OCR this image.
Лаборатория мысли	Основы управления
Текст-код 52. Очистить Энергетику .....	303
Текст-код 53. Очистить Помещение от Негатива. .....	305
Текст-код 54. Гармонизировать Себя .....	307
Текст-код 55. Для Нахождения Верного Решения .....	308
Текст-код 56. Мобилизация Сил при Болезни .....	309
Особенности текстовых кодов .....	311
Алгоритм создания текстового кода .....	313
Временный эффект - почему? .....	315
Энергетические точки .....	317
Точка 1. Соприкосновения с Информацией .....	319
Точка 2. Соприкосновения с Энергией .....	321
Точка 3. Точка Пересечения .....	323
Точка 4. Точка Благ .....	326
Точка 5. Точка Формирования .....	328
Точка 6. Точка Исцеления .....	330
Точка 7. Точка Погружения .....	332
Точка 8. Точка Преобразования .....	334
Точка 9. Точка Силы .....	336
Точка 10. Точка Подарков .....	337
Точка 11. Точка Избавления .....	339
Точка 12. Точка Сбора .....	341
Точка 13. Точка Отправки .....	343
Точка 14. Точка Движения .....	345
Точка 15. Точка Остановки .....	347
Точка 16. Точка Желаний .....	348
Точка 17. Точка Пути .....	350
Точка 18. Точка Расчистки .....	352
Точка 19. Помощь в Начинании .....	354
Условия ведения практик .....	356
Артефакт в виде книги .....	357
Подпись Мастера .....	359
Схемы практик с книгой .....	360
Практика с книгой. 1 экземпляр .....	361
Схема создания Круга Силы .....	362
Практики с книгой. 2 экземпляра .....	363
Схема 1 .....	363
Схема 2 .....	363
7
--
> _Short exercise_: Each line that has the word "книгой" should be copied.

> _Task response_:
Схемы практик с книгой .....	360
Практика с книгой. 1 экземпляр .....	361
Практики с книгой. 2 экземпляра .....	363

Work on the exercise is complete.